* OBJECTIVE:
In the records below, find the line containing "Read out every word on this page.", then extract that line and all subsequent lines exactly, leaving out everything else.

----

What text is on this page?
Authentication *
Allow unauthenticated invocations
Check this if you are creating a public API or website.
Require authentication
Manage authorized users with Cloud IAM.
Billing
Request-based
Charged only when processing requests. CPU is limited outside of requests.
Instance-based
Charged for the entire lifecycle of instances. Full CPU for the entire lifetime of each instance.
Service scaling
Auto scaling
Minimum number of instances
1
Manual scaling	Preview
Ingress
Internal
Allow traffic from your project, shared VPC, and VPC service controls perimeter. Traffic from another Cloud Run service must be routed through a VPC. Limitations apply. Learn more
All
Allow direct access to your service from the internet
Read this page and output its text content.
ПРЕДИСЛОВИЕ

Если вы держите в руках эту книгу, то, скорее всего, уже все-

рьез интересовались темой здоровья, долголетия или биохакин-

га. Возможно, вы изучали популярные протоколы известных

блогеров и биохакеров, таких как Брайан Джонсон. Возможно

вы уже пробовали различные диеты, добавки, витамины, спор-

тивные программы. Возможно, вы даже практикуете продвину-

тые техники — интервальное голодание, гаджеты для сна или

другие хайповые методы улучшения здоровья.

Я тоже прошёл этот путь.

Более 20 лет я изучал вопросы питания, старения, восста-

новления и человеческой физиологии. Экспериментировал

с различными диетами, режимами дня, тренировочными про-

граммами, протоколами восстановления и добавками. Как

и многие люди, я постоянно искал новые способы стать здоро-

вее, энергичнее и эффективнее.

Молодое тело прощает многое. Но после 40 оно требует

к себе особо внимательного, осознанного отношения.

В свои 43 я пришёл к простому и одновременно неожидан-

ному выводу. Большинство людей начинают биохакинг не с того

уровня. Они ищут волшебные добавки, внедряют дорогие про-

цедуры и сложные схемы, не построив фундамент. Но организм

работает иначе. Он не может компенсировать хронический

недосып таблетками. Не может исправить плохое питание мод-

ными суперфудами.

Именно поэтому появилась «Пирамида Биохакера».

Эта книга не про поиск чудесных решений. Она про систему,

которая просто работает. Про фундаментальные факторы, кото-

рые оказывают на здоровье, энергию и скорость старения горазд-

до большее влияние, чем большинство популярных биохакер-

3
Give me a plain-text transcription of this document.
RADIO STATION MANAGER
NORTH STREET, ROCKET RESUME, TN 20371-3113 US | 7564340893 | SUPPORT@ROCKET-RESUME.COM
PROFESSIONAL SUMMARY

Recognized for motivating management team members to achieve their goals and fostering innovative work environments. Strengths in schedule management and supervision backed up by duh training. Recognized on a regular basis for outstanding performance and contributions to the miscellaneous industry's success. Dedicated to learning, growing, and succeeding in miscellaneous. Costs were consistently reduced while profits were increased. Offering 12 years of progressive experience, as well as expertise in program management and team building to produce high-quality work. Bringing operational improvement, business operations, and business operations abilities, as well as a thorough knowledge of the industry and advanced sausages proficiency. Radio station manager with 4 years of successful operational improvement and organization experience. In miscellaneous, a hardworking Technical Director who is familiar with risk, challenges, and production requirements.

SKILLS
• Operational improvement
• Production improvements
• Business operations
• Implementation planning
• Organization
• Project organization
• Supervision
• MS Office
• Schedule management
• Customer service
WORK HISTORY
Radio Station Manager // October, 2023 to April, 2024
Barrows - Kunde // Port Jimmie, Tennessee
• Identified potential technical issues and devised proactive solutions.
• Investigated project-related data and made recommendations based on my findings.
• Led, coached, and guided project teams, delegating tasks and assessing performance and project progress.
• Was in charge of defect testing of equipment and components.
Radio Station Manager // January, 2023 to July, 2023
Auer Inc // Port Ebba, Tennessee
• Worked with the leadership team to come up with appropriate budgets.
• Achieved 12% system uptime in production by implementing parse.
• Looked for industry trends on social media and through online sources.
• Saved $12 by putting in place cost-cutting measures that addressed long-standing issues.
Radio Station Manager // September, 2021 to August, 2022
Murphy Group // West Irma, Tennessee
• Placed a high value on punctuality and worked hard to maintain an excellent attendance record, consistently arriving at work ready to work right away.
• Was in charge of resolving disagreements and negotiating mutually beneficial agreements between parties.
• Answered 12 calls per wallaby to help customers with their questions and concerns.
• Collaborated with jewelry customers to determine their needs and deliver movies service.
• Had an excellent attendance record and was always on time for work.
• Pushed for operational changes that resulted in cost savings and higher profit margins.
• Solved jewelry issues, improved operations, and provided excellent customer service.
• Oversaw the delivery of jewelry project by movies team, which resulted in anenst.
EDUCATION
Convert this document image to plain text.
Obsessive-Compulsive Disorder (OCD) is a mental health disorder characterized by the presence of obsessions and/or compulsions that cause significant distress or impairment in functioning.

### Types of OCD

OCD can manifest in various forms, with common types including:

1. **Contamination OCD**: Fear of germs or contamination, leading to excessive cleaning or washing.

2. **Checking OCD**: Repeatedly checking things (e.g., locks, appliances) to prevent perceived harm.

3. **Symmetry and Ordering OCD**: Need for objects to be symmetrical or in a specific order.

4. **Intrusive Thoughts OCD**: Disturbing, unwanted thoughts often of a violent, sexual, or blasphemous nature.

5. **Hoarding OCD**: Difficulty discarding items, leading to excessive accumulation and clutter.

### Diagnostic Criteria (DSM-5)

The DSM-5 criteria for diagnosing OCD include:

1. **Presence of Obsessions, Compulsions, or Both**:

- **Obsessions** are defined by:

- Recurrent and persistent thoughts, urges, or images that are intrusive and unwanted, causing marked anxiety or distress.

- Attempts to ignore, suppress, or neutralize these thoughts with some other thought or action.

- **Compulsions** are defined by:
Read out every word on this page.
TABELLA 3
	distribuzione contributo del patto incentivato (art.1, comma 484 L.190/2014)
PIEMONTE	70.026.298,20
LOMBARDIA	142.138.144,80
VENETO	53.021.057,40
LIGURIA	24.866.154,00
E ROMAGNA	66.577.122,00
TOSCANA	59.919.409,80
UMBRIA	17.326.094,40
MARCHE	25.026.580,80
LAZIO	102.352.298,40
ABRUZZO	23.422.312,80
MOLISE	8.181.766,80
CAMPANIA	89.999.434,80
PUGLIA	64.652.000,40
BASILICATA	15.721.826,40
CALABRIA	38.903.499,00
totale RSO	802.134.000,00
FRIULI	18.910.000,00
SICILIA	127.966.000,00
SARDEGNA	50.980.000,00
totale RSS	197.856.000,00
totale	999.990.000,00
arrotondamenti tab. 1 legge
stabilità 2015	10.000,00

----

* THE RESULT:
Read out every word on this page.
TABELLA 3
	distribuzione contributo del patto incentivato (art.1, comma 484 L.190/2014)
PIEMONTE	70.026.298,20
LOMBARDIA	142.138.144,80
VENETO	53.021.057,40
LIGURIA	24.866.154,00
E ROMAGNA	66.577.122,00
TOSCANA	59.919.409,80
UMBRIA	17.326.094,40
MARCHE	25.026.580,80
LAZIO	102.352.298,40
ABRUZZO	23.422.312,80
MOLISE	8.181.766,80
CAMPANIA	89.999.434,80
PUGLIA	64.652.000,40
BASILICATA	15.721.826,40
CALABRIA	38.903.499,00
totale RSO	802.134.000,00
FRIULI	18.910.000,00
SICILIA	127.966.000,00
SARDEGNA	50.980.000,00
totale RSS	197.856.000,00
totale	999.990.000,00
arrotondamenti tab. 1 legge
stabilità 2015	10.000,00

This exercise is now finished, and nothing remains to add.